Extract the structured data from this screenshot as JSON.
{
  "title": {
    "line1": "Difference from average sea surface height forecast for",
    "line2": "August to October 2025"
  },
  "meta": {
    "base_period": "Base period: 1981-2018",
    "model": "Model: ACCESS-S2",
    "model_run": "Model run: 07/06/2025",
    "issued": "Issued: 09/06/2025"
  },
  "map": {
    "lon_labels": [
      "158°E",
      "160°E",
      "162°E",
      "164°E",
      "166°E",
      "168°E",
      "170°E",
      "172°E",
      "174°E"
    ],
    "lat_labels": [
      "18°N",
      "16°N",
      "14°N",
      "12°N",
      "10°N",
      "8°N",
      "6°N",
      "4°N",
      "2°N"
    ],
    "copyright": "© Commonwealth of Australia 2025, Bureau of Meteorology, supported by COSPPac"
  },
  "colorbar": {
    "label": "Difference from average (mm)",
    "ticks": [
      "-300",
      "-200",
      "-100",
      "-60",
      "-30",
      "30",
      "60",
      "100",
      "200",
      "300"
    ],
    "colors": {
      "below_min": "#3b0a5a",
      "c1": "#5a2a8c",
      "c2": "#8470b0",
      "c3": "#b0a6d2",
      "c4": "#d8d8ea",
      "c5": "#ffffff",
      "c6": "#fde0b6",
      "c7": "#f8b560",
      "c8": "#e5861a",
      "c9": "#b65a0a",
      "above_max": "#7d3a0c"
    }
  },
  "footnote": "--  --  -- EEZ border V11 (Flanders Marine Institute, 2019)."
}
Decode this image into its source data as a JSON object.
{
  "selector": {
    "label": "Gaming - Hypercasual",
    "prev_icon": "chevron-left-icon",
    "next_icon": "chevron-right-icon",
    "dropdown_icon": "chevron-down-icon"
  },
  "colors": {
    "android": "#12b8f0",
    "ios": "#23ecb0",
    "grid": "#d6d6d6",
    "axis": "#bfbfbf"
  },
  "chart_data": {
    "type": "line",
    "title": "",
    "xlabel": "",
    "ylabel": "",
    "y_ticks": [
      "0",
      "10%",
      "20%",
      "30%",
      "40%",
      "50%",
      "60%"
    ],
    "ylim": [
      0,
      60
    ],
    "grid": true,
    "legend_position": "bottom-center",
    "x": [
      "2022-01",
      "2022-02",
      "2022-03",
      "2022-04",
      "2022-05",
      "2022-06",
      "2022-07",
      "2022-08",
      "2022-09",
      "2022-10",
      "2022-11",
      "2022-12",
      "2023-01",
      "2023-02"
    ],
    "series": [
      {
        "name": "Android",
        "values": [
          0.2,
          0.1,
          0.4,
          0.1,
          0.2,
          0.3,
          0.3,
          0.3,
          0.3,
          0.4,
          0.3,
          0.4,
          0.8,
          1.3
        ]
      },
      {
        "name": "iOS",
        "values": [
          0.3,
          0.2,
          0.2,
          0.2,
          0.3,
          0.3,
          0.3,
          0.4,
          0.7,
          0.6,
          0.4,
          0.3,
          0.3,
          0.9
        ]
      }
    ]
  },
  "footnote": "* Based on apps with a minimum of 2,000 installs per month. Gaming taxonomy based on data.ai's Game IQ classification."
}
☆ ☆ ☆
→ Task
Reproduce every line of the material above exactly.

→ Correct output
Extract the structured data from this screenshot as JSON.
{
  "title": {
    "line1": "Difference from average sea surface height forecast for",
    "line2": "August to October 2025"
  },
  "meta": {
    "base_period": "Base period: 1981-2018",
    "model": "Model: ACCESS-S2",
    "model_run": "Model run: 07/06/2025",
    "issued": "Issued: 09/06/2025"
  },
  "map": {
    "lon_labels": [
      "158°E",
      "160°E",
      "162°E",
      "164°E",
      "166°E",
      "168°E",
      "170°E",
      "172°E",
      "174°E"
    ],
    "lat_labels": [
      "18°N",
      "16°N",
      "14°N",
      "12°N",
      "10°N",
      "8°N",
      "6°N",
      "4°N",
      "2°N"
    ],
    "copyright": "© Commonwealth of Australia 2025, Bureau of Meteorology, supported by COSPPac"
  },
  "colorbar": {
    "label": "Difference from average (mm)",
    "ticks": [
      "-300",
      "-200",
      "-100",
      "-60",
      "-30",
      "30",
      "60",
      "100",
      "200",
      "300"
    ],
    "colors": {
      "below_min": "#3b0a5a",
      "c1": "#5a2a8c",
      "c2": "#8470b0",
      "c3": "#b0a6d2",
      "c4": "#d8d8ea",
      "c5": "#ffffff",
      "c6": "#fde0b6",
      "c7": "#f8b560",
      "c8": "#e5861a",
      "c9": "#b65a0a",
      "above_max": "#7d3a0c"
    }
  },
  "footnote": "--  --  -- EEZ border V11 (Flanders Marine Institute, 2019)."
}
Decode this image into its source data as a JSON object.
{
  "selector": {
    "label": "Gaming - Hypercasual",
    "prev_icon": "chevron-left-icon",
    "next_icon": "chevron-right-icon",
    "dropdown_icon": "chevron-down-icon"
  },
  "colors": {
    "android": "#12b8f0",
    "ios": "#23ecb0",
    "grid": "#d6d6d6",
    "axis": "#bfbfbf"
  },
  "chart_data": {
    "type": "line",
    "title": "",
    "xlabel": "",
    "ylabel": "",
    "y_ticks": [
      "0",
      "10%",
      "20%",
      "30%",
      "40%",
      "50%",
      "60%"
    ],
    "ylim": [
      0,
      60
    ],
    "grid": true,
    "legend_position": "bottom-center",
    "x": [
      "2022-01",
      "2022-02",
      "2022-03",
      "2022-04",
      "2022-05",
      "2022-06",
      "2022-07",
      "2022-08",
      "2022-09",
      "2022-10",
      "2022-11",
      "2022-12",
      "2023-01",
      "2023-02"
    ],
    "series": [
      {
        "name": "Android",
        "values": [
          0.2,
          0.1,
          0.4,
          0.1,
          0.2,
          0.3,
          0.3,
          0.3,
          0.3,
          0.4,
          0.3,
          0.4,
          0.8,
          1.3
        ]
      },
      {
        "name": "iOS",
        "values": [
          0.3,
          0.2,
          0.2,
          0.2,
          0.3,
          0.3,
          0.3,
          0.4,
          0.7,
          0.6,
          0.4,
          0.3,
          0.3,
          0.9
        ]
      }
    ]
  },
  "footnote": "* Based on apps with a minimum of 2,000 installs per month. Gaming taxonomy based on data.ai's Game IQ classification."
}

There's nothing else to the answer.